Exercise description:
Retype the data below without altering anything.

[Stored items]
## START

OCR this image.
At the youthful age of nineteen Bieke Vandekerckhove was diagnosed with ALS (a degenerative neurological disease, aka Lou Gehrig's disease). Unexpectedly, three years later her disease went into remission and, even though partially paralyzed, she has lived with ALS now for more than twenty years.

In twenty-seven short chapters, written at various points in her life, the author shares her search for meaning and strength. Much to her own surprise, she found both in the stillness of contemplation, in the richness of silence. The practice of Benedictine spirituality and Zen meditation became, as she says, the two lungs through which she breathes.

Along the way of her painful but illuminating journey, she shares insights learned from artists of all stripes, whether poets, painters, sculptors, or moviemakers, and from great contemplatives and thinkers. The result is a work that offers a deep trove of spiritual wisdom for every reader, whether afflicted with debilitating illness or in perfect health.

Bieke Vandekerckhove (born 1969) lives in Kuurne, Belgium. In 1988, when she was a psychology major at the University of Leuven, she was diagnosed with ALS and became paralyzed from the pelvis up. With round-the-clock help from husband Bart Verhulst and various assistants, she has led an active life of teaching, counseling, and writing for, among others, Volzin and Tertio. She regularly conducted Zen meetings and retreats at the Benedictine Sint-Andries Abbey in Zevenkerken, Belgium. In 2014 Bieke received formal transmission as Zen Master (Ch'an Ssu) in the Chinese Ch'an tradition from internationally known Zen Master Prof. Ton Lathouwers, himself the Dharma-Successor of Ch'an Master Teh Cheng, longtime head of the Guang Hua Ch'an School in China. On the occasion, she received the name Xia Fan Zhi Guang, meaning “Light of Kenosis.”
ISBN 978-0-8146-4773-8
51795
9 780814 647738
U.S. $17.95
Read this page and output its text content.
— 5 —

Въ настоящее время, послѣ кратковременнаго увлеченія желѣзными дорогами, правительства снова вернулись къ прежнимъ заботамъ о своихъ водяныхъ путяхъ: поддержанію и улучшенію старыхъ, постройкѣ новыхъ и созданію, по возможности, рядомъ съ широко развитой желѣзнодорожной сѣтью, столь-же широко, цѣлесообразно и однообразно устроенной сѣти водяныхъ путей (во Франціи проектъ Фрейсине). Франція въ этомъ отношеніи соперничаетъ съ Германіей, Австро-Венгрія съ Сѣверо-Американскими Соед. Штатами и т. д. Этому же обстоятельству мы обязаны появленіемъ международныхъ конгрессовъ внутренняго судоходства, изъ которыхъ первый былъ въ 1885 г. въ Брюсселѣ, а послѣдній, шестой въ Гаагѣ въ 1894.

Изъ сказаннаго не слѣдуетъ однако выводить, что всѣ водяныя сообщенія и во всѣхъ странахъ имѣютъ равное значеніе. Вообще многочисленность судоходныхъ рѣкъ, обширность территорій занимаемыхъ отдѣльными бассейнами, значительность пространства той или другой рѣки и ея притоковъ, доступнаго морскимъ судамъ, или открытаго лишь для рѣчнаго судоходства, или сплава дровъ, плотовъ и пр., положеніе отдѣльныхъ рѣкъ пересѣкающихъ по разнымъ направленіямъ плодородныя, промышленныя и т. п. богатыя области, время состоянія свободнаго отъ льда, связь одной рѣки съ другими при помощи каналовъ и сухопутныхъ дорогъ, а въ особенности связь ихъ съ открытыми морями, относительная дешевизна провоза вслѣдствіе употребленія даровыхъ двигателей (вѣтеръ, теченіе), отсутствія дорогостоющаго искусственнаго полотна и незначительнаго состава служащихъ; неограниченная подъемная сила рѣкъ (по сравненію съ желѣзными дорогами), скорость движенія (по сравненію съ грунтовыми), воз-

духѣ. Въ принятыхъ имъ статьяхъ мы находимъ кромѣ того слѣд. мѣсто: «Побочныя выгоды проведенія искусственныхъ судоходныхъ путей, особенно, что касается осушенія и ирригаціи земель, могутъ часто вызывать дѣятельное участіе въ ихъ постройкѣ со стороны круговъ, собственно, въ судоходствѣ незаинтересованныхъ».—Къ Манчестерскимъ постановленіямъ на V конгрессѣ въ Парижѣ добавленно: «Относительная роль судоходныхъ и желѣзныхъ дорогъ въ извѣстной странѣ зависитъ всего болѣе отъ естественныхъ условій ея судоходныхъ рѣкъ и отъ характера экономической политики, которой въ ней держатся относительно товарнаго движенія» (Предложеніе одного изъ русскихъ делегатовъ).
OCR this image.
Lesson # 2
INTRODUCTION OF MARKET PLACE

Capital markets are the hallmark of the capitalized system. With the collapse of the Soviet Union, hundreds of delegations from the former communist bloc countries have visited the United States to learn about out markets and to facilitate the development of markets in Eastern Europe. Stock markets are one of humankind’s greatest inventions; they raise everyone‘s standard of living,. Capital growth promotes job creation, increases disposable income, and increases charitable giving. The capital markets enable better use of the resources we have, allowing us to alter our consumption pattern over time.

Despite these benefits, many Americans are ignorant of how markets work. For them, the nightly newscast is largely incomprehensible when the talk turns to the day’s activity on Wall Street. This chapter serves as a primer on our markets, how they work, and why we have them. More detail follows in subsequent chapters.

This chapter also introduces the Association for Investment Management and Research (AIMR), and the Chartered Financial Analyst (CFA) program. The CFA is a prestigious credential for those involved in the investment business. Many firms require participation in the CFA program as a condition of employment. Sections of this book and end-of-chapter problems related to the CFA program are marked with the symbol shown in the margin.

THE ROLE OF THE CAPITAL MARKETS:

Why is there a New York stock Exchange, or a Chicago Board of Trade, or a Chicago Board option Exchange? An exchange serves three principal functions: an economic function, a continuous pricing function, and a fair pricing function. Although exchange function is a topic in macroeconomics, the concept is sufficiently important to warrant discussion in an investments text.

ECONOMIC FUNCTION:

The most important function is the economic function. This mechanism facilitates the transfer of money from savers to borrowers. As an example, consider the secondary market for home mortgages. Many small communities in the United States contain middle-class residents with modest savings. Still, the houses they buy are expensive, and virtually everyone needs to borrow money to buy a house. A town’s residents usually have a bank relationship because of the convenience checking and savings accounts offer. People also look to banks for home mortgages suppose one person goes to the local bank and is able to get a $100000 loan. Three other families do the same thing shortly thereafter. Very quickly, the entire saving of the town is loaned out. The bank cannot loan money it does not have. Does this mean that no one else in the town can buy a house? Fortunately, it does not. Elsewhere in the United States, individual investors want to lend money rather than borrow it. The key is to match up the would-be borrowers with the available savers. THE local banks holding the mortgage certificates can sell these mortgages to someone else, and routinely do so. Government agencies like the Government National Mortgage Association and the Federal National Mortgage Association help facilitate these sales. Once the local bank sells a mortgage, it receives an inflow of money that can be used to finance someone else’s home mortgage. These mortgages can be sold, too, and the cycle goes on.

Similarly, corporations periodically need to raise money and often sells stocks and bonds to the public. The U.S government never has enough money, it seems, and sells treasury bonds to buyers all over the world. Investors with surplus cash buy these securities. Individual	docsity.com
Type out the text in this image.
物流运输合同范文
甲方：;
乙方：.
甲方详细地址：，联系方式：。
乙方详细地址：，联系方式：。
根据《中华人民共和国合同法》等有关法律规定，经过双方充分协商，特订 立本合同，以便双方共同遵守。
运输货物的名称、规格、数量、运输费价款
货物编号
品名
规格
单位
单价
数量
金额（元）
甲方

## END

Response to this task:
OCR this image.
At the youthful age of nineteen Bieke Vandekerckhove was diagnosed with ALS (a degenerative neurological disease, aka Lou Gehrig's disease). Unexpectedly, three years later her disease went into remission and, even though partially paralyzed, she has lived with ALS now for more than twenty years.

In twenty-seven short chapters, written at various points in her life, the author shares her search for meaning and strength. Much to her own surprise, she found both in the stillness of contemplation, in the richness of silence. The practice of Benedictine spirituality and Zen meditation became, as she says, the two lungs through which she breathes.

Along the way of her painful but illuminating journey, she shares insights learned from artists of all stripes, whether poets, painters, sculptors, or moviemakers, and from great contemplatives and thinkers. The result is a work that offers a deep trove of spiritual wisdom for every reader, whether afflicted with debilitating illness or in perfect health.

Bieke Vandekerckhove (born 1969) lives in Kuurne, Belgium. In 1988, when she was a psychology major at the University of Leuven, she was diagnosed with ALS and became paralyzed from the pelvis up. With round-the-clock help from husband Bart Verhulst and various assistants, she has led an active life of teaching, counseling, and writing for, among others, Volzin and Tertio. She regularly conducted Zen meetings and retreats at the Benedictine Sint-Andries Abbey in Zevenkerken, Belgium. In 2014 Bieke received formal transmission as Zen Master (Ch'an Ssu) in the Chinese Ch'an tradition from internationally known Zen Master Prof. Ton Lathouwers, himself the Dharma-Successor of Ch'an Master Teh Cheng, longtime head of the Guang Hua Ch'an School in China. On the occasion, she received the name Xia Fan Zhi Guang, meaning “Light of Kenosis.”
ISBN 978-0-8146-4773-8
51795
9 780814 647738
U.S. $17.95
Read this page and output its text content.
— 5 —

Въ настоящее время, послѣ кратковременнаго увлеченія желѣзными дорогами, правительства снова вернулись къ прежнимъ заботамъ о своихъ водяныхъ путяхъ: поддержанію и улучшенію старыхъ, постройкѣ новыхъ и созданію, по возможности, рядомъ съ широко развитой желѣзнодорожной сѣтью, столь-же широко, цѣлесообразно и однообразно устроенной сѣти водяныхъ путей (во Франціи проектъ Фрейсине). Франція въ этомъ отношеніи соперничаетъ съ Германіей, Австро-Венгрія съ Сѣверо-Американскими Соед. Штатами и т. д. Этому же обстоятельству мы обязаны появленіемъ международныхъ конгрессовъ внутренняго судоходства, изъ которыхъ первый былъ въ 1885 г. въ Брюсселѣ, а послѣдній, шестой въ Гаагѣ въ 1894.

Изъ сказаннаго не слѣдуетъ однако выводить, что всѣ водяныя сообщенія и во всѣхъ странахъ имѣютъ равное значеніе. Вообще многочисленность судоходныхъ рѣкъ, обширность территорій занимаемыхъ отдѣльными бассейнами, значительность пространства той или другой рѣки и ея притоковъ, доступнаго морскимъ судамъ, или открытаго лишь для рѣчнаго судоходства, или сплава дровъ, плотовъ и пр., положеніе отдѣльныхъ рѣкъ пересѣкающихъ по разнымъ направленіямъ плодородныя, промышленныя и т. п. богатыя области, время состоянія свободнаго отъ льда, связь одной рѣки съ другими при помощи каналовъ и сухопутныхъ дорогъ, а въ особенности связь ихъ съ открытыми морями, относительная дешевизна провоза вслѣдствіе употребленія даровыхъ двигателей (вѣтеръ, теченіе), отсутствія дорогостоющаго искусственнаго полотна и незначительнаго состава служащихъ; неограниченная подъемная сила рѣкъ (по сравненію съ желѣзными дорогами), скорость движенія (по сравненію съ грунтовыми), воз-

духѣ. Въ принятыхъ имъ статьяхъ мы находимъ кромѣ того слѣд. мѣсто: «Побочныя выгоды проведенія искусственныхъ судоходныхъ путей, особенно, что касается осушенія и ирригаціи земель, могутъ часто вызывать дѣятельное участіе въ ихъ постройкѣ со стороны круговъ, собственно, въ судоходствѣ незаинтересованныхъ».—Къ Манчестерскимъ постановленіямъ на V конгрессѣ въ Парижѣ добавленно: «Относительная роль судоходныхъ и желѣзныхъ дорогъ въ извѣстной странѣ зависитъ всего болѣе отъ естественныхъ условій ея судоходныхъ рѣкъ и отъ характера экономической политики, которой въ ней держатся относительно товарнаго движенія» (Предложеніе одного изъ русскихъ делегатовъ).
OCR this image.
Lesson # 2
INTRODUCTION OF MARKET PLACE

Capital markets are the hallmark of the capitalized system. With the collapse of the Soviet Union, hundreds of delegations from the former communist bloc countries have visited the United States to learn about out markets and to facilitate the development of markets in Eastern Europe. Stock markets are one of humankind’s greatest inventions; they raise everyone‘s standard of living,. Capital growth promotes job creation, increases disposable income, and increases charitable giving. The capital markets enable better use of the resources we have, allowing us to alter our consumption pattern over time.

Despite these benefits, many Americans are ignorant of how markets work. For them, the nightly newscast is largely incomprehensible when the talk turns to the day’s activity on Wall Street. This chapter serves as a primer on our markets, how they work, and why we have them. More detail follows in subsequent chapters.

This chapter also introduces the Association for Investment Management and Research (AIMR), and the Chartered Financial Analyst (CFA) program. The CFA is a prestigious credential for those involved in the investment business. Many firms require participation in the CFA program as a condition of employment. Sections of this book and end-of-chapter problems related to the CFA program are marked with the symbol shown in the margin.

THE ROLE OF THE CAPITAL MARKETS:

Why is there a New York stock Exchange, or a Chicago Board of Trade, or a Chicago Board option Exchange? An exchange serves three principal functions: an economic function, a continuous pricing function, and a fair pricing function. Although exchange function is a topic in macroeconomics, the concept is sufficiently important to warrant discussion in an investments text.

ECONOMIC FUNCTION:

The most important function is the economic function. This mechanism facilitates the transfer of money from savers to borrowers. As an example, consider the secondary market for home mortgages. Many small communities in the United States contain middle-class residents with modest savings. Still, the houses they buy are expensive, and virtually everyone needs to borrow money to buy a house. A town’s residents usually have a bank relationship because of the convenience checking and savings accounts offer. People also look to banks for home mortgages suppose one person goes to the local bank and is able to get a $100000 loan. Three other families do the same thing shortly thereafter. Very quickly, the entire saving of the town is loaned out. The bank cannot loan money it does not have. Does this mean that no one else in the town can buy a house? Fortunately, it does not. Elsewhere in the United States, individual investors want to lend money rather than borrow it. The key is to match up the would-be borrowers with the available savers. THE local banks holding the mortgage certificates can sell these mortgages to someone else, and routinely do so. Government agencies like the Government National Mortgage Association and the Federal National Mortgage Association help facilitate these sales. Once the local bank sells a mortgage, it receives an inflow of money that can be used to finance someone else’s home mortgage. These mortgages can be sold, too, and the cycle goes on.

Similarly, corporations periodically need to raise money and often sells stocks and bonds to the public. The U.S government never has enough money, it seems, and sells treasury bonds to buyers all over the world. Investors with surplus cash buy these securities. Individual	docsity.com
Type out the text in this image.
物流运输合同范文
甲方：;
乙方：.
甲方详细地址：，联系方式：。
乙方详细地址：，联系方式：。
根据《中华人民共和国合同法》等有关法律规定，经过双方充分协商，特订 立本合同，以便双方共同遵守。
运输货物的名称、规格、数量、运输费价款
货物编号
品名
规格
单位
单价
数量
金额（元）
甲方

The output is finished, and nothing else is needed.